» **REQUIREMENTS**
Set down the data below without change, skipping the pictures it holds.

» **GIVEN RECORDS**

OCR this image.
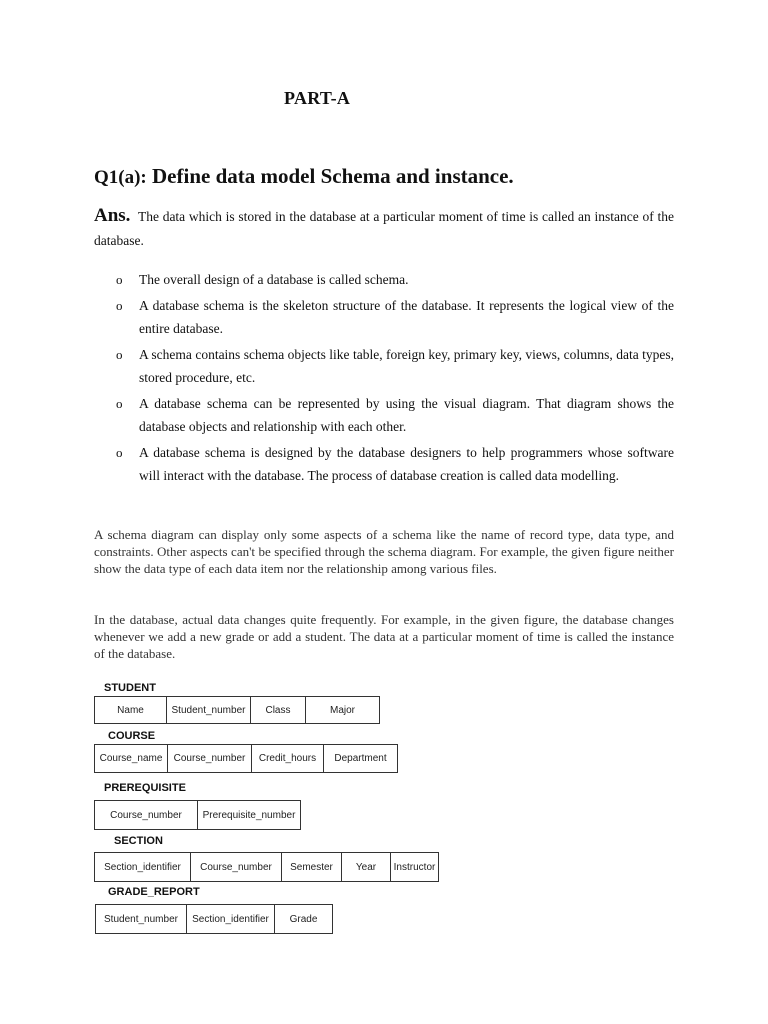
PART-A
Q1(a): Define data model Schema and instance.
Ans. The data which is stored in the database at a particular moment of time is called an instance of the database.
o The overall design of a database is called schema.
o A database schema is the skeleton structure of the database. It represents the logical view of the entire database.
o A schema contains schema objects like table, foreign key, primary key, views, columns, data types, stored procedure, etc.
o A database schema can be represented by using the visual diagram. That diagram shows the database objects and relationship with each other.
o A database schema is designed by the database designers to help programmers whose software will interact with the database. The process of database creation is called data modelling.
A schema diagram can display only some aspects of a schema like the name of record type, data type, and constraints. Other aspects can't be specified through the schema diagram. For example, the given figure neither show the data type of each data item nor the relationship among various files.
In the database, actual data changes quite frequently. For example, in the given figure, the database changes whenever we add a new grade or add a student. The data at a particular moment of time is called the instance of the database.
STUDENT
Name	Student_number	Class	Major
COURSE
Course_name	Course_number	Credit_hours	Department
PREREQUISITE
Course_number	Prerequisite_number
SECTION
Section_identifier	Course_number	Semester	Year	Instructor
GRADE_REPORT
Student_number	Section_identifier	Grade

» **COMPLETE ANSWER**
OCR this image.
PART-A
Q1(a): Define data model Schema and instance.
Ans. The data which is stored in the database at a particular moment of time is called an instance of the database.
o The overall design of a database is called schema.
o A database schema is the skeleton structure of the database. It represents the logical view of the entire database.
o A schema contains schema objects like table, foreign key, primary key, views, columns, data types, stored procedure, etc.
o A database schema can be represented by using the visual diagram. That diagram shows the database objects and relationship with each other.
o A database schema is designed by the database designers to help programmers whose software will interact with the database. The process of database creation is called data modelling.
A schema diagram can display only some aspects of a schema like the name of record type, data type, and constraints. Other aspects can't be specified through the schema diagram. For example, the given figure neither show the data type of each data item nor the relationship among various files.
In the database, actual data changes quite frequently. For example, in the given figure, the database changes whenever we add a new grade or add a student. The data at a particular moment of time is called the instance of the database.
STUDENT
Name	Student_number	Class	Major
COURSE
Course_name	Course_number	Credit_hours	Department
PREREQUISITE
Course_number	Prerequisite_number
SECTION
Section_identifier	Course_number	Semester	Year	Instructor
GRADE_REPORT
Student_number	Section_identifier	Grade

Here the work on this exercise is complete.